*Exercise:*
Copy each line below that contains "外包机柜构造设计规定".
◆ ◆ ◆ ◆
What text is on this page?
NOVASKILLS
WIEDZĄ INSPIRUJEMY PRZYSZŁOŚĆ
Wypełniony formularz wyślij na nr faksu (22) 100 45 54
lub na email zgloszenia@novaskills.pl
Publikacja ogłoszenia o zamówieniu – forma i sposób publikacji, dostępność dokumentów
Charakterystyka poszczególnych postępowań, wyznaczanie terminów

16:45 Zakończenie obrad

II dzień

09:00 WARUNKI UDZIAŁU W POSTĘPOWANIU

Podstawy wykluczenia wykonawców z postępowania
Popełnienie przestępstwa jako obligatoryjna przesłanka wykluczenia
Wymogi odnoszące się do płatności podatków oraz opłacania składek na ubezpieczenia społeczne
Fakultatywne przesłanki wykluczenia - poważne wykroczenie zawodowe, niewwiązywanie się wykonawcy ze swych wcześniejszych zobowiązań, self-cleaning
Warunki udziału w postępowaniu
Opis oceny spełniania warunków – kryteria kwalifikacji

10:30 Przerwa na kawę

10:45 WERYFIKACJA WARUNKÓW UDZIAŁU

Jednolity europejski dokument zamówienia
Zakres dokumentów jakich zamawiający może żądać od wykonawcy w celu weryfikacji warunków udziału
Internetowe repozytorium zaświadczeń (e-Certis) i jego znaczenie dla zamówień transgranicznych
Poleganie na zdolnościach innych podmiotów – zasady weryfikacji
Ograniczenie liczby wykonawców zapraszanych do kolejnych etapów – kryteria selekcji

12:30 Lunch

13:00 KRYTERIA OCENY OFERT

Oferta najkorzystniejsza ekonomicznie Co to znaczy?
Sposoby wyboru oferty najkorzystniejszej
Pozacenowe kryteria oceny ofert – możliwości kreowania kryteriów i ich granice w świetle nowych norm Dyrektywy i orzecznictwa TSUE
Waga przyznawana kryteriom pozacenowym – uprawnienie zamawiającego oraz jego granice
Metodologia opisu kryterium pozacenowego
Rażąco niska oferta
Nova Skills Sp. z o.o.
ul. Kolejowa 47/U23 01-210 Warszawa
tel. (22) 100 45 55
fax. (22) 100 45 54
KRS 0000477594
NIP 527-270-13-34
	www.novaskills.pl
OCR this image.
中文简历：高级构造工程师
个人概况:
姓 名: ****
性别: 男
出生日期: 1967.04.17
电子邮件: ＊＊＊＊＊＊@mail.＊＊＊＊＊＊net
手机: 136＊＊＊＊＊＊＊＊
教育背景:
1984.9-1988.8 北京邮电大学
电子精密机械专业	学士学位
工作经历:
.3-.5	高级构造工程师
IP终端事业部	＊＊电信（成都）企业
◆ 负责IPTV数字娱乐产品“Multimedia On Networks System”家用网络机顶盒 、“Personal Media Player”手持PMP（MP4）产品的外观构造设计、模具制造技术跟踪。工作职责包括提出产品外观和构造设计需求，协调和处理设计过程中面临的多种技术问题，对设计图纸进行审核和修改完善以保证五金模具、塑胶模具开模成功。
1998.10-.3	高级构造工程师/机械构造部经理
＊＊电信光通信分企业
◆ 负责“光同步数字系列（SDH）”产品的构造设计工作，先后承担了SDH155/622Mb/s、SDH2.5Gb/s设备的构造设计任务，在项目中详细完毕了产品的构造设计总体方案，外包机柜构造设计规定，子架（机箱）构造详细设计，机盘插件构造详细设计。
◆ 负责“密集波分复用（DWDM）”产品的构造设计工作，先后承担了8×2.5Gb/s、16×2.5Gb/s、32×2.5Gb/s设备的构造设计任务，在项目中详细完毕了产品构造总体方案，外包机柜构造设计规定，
◆ ◆ ◆ ◆
*Written reply:*
◆ 负责“光同步数字系列（SDH）”产品的构造设计工作，先后承担了SDH155/622Mb/s、SDH2.5Gb/s设备的构造设计任务，在项目中详细完毕了产品的构造设计总体方案，外包机柜构造设计规定，子架（机箱）构造详细设计，机盘插件构造详细设计。
◆ 负责“密集波分复用（DWDM）”产品的构造设计工作，先后承担了8×2.5Gb/s、16×2.5Gb/s、32×2.5Gb/s设备的构造设计任务，在项目中详细完毕了产品构造总体方案，外包机柜构造设计规定，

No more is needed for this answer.